Lines of data:
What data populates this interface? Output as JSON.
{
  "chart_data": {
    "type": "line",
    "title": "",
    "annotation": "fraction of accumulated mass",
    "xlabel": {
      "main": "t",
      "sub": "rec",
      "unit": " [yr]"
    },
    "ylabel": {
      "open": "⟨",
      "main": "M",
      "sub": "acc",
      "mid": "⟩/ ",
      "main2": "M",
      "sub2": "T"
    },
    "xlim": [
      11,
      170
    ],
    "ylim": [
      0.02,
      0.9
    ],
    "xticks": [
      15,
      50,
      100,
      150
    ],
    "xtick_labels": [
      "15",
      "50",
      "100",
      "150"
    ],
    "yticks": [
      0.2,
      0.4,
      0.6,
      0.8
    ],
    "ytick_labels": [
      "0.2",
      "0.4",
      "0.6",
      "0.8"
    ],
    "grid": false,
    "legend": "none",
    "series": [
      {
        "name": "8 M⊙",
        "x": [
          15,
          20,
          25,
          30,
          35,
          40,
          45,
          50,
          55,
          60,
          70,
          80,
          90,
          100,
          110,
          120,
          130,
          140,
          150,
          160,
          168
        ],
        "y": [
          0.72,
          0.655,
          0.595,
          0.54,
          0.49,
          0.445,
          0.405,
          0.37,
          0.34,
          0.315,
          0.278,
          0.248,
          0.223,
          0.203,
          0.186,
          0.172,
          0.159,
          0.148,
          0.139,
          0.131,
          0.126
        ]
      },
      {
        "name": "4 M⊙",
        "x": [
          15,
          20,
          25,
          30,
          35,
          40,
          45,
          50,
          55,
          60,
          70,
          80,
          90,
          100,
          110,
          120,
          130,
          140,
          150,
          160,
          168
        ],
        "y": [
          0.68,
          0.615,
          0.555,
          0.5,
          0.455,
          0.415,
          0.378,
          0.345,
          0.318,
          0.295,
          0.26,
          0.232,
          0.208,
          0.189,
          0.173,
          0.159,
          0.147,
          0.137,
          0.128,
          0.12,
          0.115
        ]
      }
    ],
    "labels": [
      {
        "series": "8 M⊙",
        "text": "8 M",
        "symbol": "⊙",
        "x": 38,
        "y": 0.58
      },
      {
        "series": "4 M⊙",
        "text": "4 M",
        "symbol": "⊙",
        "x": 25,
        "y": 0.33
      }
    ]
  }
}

Exercise details: Print the records above exactly as they appear.

Exercise answer:
What data populates this interface? Output as JSON.
{
  "chart_data": {
    "type": "line",
    "title": "",
    "annotation": "fraction of accumulated mass",
    "xlabel": {
      "main": "t",
      "sub": "rec",
      "unit": " [yr]"
    },
    "ylabel": {
      "open": "⟨",
      "main": "M",
      "sub": "acc",
      "mid": "⟩/ ",
      "main2": "M",
      "sub2": "T"
    },
    "xlim": [
      11,
      170
    ],
    "ylim": [
      0.02,
      0.9
    ],
    "xticks": [
      15,
      50,
      100,
      150
    ],
    "xtick_labels": [
      "15",
      "50",
      "100",
      "150"
    ],
    "yticks": [
      0.2,
      0.4,
      0.6,
      0.8
    ],
    "ytick_labels": [
      "0.2",
      "0.4",
      "0.6",
      "0.8"
    ],
    "grid": false,
    "legend": "none",
    "series": [
      {
        "name": "8 M⊙",
        "x": [
          15,
          20,
          25,
          30,
          35,
          40,
          45,
          50,
          55,
          60,
          70,
          80,
          90,
          100,
          110,
          120,
          130,
          140,
          150,
          160,
          168
        ],
        "y": [
          0.72,
          0.655,
          0.595,
          0.54,
          0.49,
          0.445,
          0.405,
          0.37,
          0.34,
          0.315,
          0.278,
          0.248,
          0.223,
          0.203,
          0.186,
          0.172,
          0.159,
          0.148,
          0.139,
          0.131,
          0.126
        ]
      },
      {
        "name": "4 M⊙",
        "x": [
          15,
          20,
          25,
          30,
          35,
          40,
          45,
          50,
          55,
          60,
          70,
          80,
          90,
          100,
          110,
          120,
          130,
          140,
          150,
          160,
          168
        ],
        "y": [
          0.68,
          0.615,
          0.555,
          0.5,
          0.455,
          0.415,
          0.378,
          0.345,
          0.318,
          0.295,
          0.26,
          0.232,
          0.208,
          0.189,
          0.173,
          0.159,
          0.147,
          0.137,
          0.128,
          0.12,
          0.115
        ]
      }
    ],
    "labels": [
      {
        "series": "8 M⊙",
        "text": "8 M",
        "symbol": "⊙",
        "x": 38,
        "y": 0.58
      },
      {
        "series": "4 M⊙",
        "text": "4 M",
        "symbol": "⊙",
        "x": 25,
        "y": 0.33
      }
    ]
  }
}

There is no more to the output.